Selected extract START

Financial assets aren't the problem: The gov cannot create real assets (goods / services) at a price which people will willingly pay (hence taxation must be at threat of jail, loss of property, etc) and that action is a net wealth destroyer irrespective of the creation of "financial assets". And yes deficits DO raise interest rates higher than they otherwise would be (but not necessarily up in absolute terms) ... to claim otherwise is to deny supply has anything to do with price. The change in supply driving down prices (interest rates up) lower than they otherwise would be is an apriori fact as undeniable as 2+2=4, not subject to 'empirical verification' as there can be no 'empirical verification' of a logical truth (people use their assets in a way which they value the most for their own psychological satisfaction: which is where the law of supply and demand comes from - not from some after-the-fact analysis which cannot know what prices would have been anyway). Economics is not an empirical science, it is a logically argued structure of human action which is rooted in human psychology.

Steve

Crowding out is not universally accepted, and it's about as far from an unchallengeable axiomatic "given" as one can get. Here's Alan Reynolds on this subject:
http://www.cato.org/pub_display.php?pub_id=2827

Jess Curtis

@ anicolici

I am not an economist.
However, I understand gvt spending is, in large part, transfer payments: medicare, soc sec, etc. This type of "spending" seems neither more nor less efficient than private sector spending --> its just moving the money around.

The piece of govt spending going to national defence and homeland security is probably not as efficiently spent as it would be were these services privatized, however privatization of these areas leads to other grave problems.

The remaining part of government spending is probably the only part that might create some real drag on GDP growth (this would be the infamous discretionary non-defense spending). And generally I think alot of this type of stuff should be cut. Though I assume some part of that spending is quite a productive investment: investment in universities, research, infrastructure, health, etc.

Skeptical Realist

Try this thought experiment mr. optimist:

Give someone all your money, and then let them spend it on you. Find out how much 'they' absorbed.

The point of the manner is if you treat a nation as a monolithic whole and then go on to point out that 'don't worry, we owe it to our selves' you will not see the problem.

The problem is that those closest associated with the bond trade and the financial circles in general get the new bonds and cash first and use it to command resources at the expense of those who get it last: those on fixed incomes and the poor & middle class in general.

The real scenario is that of a game of musical chairs. When the illusory wealth generated by artificially low interest rates by monetary pumping reveals the massive MALINVESTMENTS (projects that will not yield profit - because the public has no resources with which to trade for these goods&services) in the economy, the financial circle will rush to occupy the remaining chairs - to the detriment of outsiders that have no real wealth, but plenty of 'faith in government' notes.

Selected extract END

→ **Exercise**
Duplicate the stretch of the comment thread from "Crowding out is" through "the money around.". You will not need the material that comes next.

Stored data START

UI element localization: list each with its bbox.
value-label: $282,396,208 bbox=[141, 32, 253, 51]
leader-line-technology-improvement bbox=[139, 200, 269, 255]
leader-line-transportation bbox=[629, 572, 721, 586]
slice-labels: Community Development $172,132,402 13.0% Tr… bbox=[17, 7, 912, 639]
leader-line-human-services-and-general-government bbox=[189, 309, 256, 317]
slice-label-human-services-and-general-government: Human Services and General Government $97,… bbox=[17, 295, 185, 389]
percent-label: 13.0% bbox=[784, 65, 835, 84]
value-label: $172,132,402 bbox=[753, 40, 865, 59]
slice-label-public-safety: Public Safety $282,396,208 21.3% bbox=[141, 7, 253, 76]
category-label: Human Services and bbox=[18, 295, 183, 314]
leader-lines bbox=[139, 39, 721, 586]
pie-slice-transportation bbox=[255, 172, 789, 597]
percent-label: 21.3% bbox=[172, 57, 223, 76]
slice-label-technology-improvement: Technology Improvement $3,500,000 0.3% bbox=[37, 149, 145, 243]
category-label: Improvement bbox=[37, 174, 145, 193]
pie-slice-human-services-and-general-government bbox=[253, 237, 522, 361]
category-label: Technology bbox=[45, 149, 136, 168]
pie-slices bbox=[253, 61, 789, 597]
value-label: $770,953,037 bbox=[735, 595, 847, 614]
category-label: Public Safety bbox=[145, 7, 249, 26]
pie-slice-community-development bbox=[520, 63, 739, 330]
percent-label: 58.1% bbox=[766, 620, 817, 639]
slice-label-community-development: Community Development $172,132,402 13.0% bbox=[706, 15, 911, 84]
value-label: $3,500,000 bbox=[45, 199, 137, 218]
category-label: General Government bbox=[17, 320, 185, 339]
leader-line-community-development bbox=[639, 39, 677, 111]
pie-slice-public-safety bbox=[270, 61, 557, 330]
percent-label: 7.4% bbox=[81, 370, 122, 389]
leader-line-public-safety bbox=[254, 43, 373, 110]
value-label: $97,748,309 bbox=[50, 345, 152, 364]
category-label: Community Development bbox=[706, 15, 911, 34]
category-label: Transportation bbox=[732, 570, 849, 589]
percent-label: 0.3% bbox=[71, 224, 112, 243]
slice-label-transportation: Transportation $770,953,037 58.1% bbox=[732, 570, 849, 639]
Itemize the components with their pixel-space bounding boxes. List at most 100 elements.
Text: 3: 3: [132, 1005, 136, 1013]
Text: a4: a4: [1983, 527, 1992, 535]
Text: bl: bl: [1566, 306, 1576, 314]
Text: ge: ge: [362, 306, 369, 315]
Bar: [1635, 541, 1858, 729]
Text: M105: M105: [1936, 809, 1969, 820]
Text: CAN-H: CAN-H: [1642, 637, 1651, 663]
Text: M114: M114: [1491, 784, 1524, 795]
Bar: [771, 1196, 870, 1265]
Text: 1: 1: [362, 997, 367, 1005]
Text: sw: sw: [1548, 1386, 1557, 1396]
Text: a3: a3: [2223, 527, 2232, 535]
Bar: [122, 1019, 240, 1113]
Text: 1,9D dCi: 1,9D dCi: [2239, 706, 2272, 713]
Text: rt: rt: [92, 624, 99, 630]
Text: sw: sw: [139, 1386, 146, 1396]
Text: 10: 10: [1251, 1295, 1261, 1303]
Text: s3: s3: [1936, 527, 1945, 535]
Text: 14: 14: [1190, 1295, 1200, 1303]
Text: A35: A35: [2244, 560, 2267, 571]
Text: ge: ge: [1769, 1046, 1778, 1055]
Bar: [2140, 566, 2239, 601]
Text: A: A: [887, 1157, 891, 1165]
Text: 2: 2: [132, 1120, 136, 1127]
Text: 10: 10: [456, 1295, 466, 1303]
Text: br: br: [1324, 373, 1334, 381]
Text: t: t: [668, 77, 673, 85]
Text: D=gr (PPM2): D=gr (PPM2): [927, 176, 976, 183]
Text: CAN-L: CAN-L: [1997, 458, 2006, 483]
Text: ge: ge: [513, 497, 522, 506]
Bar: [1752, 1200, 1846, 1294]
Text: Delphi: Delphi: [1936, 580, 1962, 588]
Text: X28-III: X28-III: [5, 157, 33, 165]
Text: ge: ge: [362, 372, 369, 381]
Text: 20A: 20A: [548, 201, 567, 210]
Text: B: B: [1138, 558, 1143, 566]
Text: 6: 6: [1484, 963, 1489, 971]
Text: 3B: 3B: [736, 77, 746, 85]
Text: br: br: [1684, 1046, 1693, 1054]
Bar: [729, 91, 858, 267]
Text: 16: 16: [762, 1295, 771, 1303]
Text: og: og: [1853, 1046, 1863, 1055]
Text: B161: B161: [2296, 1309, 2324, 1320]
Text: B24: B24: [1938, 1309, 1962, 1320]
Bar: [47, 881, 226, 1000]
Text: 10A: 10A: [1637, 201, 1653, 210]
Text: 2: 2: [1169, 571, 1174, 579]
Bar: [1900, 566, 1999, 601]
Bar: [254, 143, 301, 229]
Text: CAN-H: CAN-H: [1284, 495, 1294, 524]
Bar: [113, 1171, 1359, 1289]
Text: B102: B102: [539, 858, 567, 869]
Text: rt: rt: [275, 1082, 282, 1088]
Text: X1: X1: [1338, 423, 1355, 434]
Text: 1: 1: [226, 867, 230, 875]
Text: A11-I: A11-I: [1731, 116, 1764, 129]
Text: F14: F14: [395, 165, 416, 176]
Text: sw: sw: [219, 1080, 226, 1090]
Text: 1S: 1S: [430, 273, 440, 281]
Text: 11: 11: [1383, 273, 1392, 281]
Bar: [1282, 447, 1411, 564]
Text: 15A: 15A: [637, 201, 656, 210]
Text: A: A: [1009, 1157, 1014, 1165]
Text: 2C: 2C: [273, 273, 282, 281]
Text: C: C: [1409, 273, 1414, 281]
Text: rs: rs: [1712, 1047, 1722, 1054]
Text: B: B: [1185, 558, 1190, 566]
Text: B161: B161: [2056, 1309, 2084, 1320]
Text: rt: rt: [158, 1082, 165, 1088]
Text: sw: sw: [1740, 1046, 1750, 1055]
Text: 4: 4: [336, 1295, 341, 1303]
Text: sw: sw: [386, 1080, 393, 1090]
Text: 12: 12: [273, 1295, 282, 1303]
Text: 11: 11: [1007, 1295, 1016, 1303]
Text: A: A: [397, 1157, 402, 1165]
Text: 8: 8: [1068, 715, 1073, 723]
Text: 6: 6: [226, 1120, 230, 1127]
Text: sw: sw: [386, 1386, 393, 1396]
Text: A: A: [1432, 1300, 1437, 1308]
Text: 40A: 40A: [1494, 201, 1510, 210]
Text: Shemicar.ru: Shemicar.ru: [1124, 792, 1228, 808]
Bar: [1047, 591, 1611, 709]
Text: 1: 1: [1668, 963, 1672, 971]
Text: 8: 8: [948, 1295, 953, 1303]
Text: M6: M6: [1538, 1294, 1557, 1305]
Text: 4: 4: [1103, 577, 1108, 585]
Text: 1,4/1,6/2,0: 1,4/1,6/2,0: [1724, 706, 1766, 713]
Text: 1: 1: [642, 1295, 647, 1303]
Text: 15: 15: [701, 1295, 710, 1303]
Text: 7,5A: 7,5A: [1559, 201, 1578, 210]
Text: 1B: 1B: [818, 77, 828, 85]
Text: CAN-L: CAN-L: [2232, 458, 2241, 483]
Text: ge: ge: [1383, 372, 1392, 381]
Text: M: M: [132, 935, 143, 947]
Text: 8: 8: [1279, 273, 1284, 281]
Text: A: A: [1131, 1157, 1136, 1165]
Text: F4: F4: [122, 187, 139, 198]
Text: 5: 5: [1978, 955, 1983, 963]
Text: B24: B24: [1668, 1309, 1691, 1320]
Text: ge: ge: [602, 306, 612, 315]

Stored data END

→ **Solution to this task**
Crowding out is not universally accepted, and it's about as far from an unchallengeable axiomatic "given" as one can get. Here's Alan Reynolds on this subject:
http://www.cato.org/pub_display.php?pub_id=2827

Jess Curtis

@ anicolici

I am not an economist.
However, I understand gvt spending is, in large part, transfer payments: medicare, soc sec, etc. This type of "spending" seems neither more nor less efficient than private sector spending --> its just moving the money around.